-------- Stored records
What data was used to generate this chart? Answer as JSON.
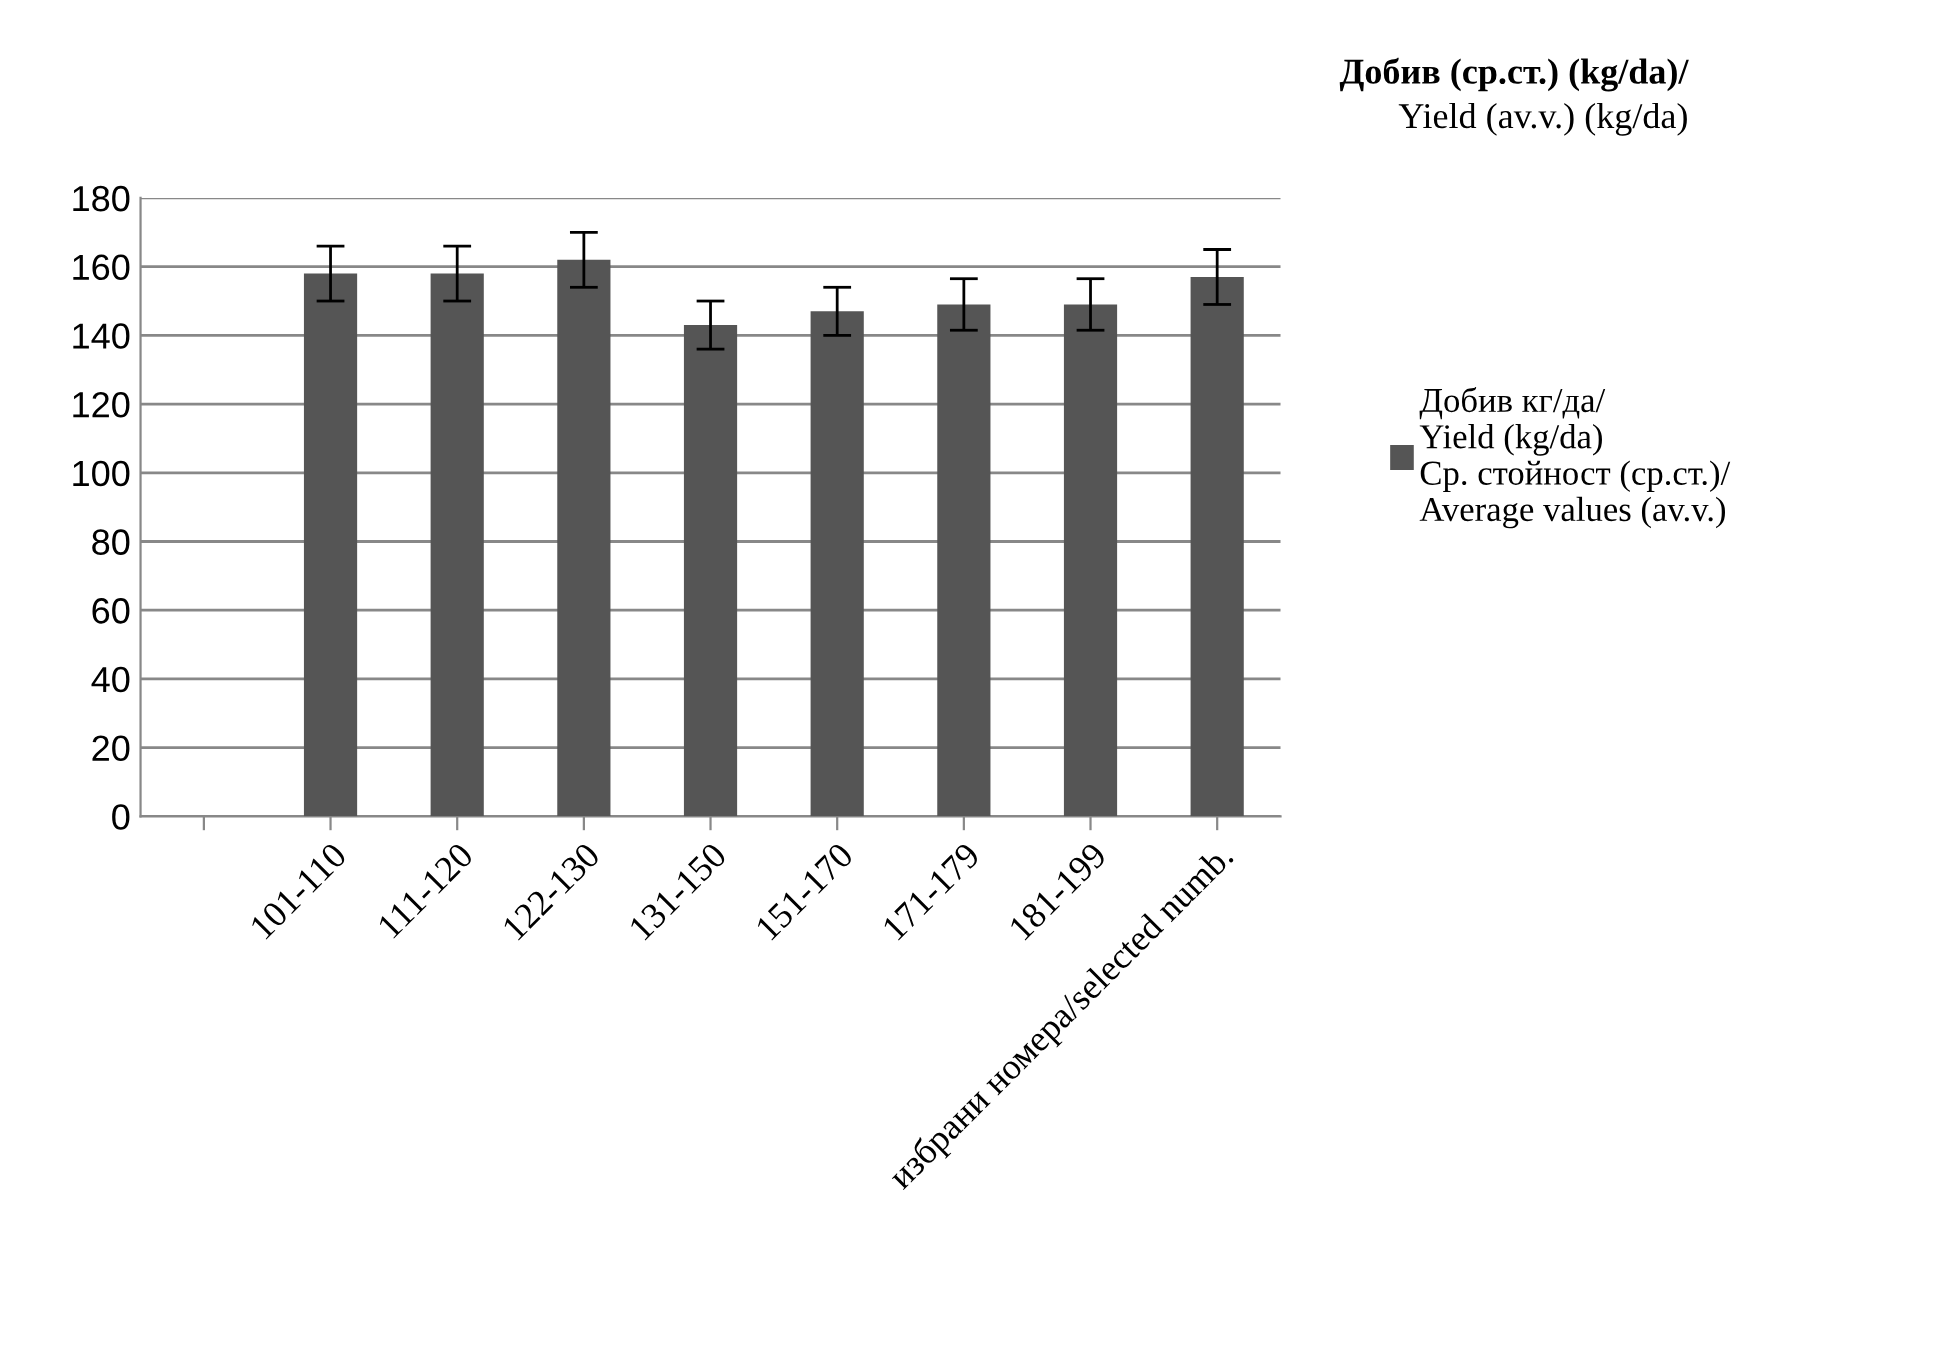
{
  "chart_data": {
    "type": "bar",
    "title": "Добив (ср.ст.) (kg/da)/\nYield (av.v.) (kg/da)",
    "categories": [
      null,
      "101-110",
      "111-120",
      "122-130",
      "131-150",
      "151-170",
      "171-179",
      "181-199",
      "избрани номера/selected numb."
    ],
    "series": [
      {
        "name": "Добив кг/да/\nYield (kg/da)\nСр. стойност (ср.ст.)/\nAverage values (av.v.)",
        "color": "#555555",
        "values": [
          null,
          158,
          158,
          162,
          143,
          147,
          149,
          149,
          157
        ],
        "errors": [
          null,
          8,
          8,
          8,
          7,
          7,
          7.5,
          7.5,
          8
        ]
      }
    ],
    "ylim": [
      0,
      180
    ],
    "yticks": [
      0,
      20,
      40,
      60,
      80,
      100,
      120,
      140,
      160,
      180
    ],
    "grid": "y",
    "legend": "right"
  }
}
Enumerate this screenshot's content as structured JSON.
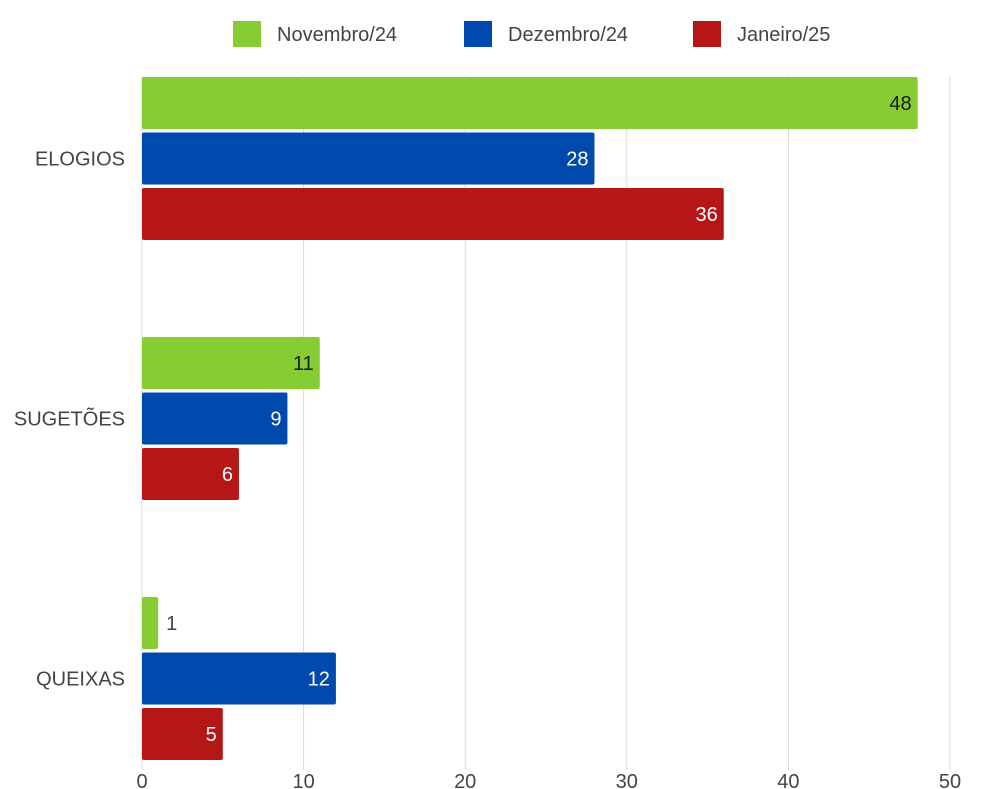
{
  "chart_data": {
    "type": "bar",
    "orientation": "horizontal",
    "categories": [
      "ELOGIOS",
      "SUGETÕES",
      "QUEIXAS"
    ],
    "series": [
      {
        "name": "Novembro/24",
        "color": "#86cc33",
        "values": [
          48,
          11,
          1
        ]
      },
      {
        "name": "Dezembro/24",
        "color": "#004aad",
        "values": [
          28,
          9,
          12
        ]
      },
      {
        "name": "Janeiro/25",
        "color": "#b51717",
        "values": [
          36,
          6,
          5
        ]
      }
    ],
    "xlim": [
      0,
      50
    ],
    "xticks": [
      "0",
      "10",
      "20",
      "30",
      "40",
      "50"
    ],
    "grid": true,
    "legend": "top",
    "title": "",
    "xlabel": "",
    "ylabel": ""
  }
}
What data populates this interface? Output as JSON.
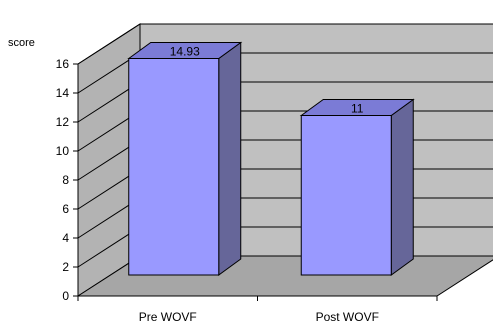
{
  "chart_data": {
    "type": "bar",
    "ylabel": "score",
    "categories": [
      "Pre WOVF",
      "Post WOVF"
    ],
    "values": [
      14.93,
      11
    ],
    "data_labels": [
      "14.93",
      "11"
    ],
    "ylim": [
      0,
      16
    ],
    "yticks": [
      0,
      2,
      4,
      6,
      8,
      10,
      12,
      14,
      16
    ],
    "ytick_labels": [
      "0",
      "2",
      "4",
      "6",
      "8",
      "10",
      "12",
      "14",
      "16"
    ],
    "grid": true,
    "legend": "none",
    "style": "3d",
    "colors": {
      "bar_front": "#9999ff",
      "bar_side": "#666699",
      "bar_top": "#7b7bd6",
      "back_wall": "#c0c0c0",
      "side_wall": "#b3b3b3",
      "floor": "#a6a6a6"
    }
  }
}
----------------
**Given request:**
Give again, unchanged, only the lines from the line containing "What data populates" to the last line of the records above. Pictures do not belong in the copy.

**Task result:**
What data populates this interface? Output as JSON.
{
  "chart_data": {
    "type": "bar",
    "ylabel": "score",
    "categories": [
      "Pre WOVF",
      "Post WOVF"
    ],
    "values": [
      14.93,
      11
    ],
    "data_labels": [
      "14.93",
      "11"
    ],
    "ylim": [
      0,
      16
    ],
    "yticks": [
      0,
      2,
      4,
      6,
      8,
      10,
      12,
      14,
      16
    ],
    "ytick_labels": [
      "0",
      "2",
      "4",
      "6",
      "8",
      "10",
      "12",
      "14",
      "16"
    ],
    "grid": true,
    "legend": "none",
    "style": "3d",
    "colors": {
      "bar_front": "#9999ff",
      "bar_side": "#666699",
      "bar_top": "#7b7bd6",
      "back_wall": "#c0c0c0",
      "side_wall": "#b3b3b3",
      "floor": "#a6a6a6"
    }
  }
}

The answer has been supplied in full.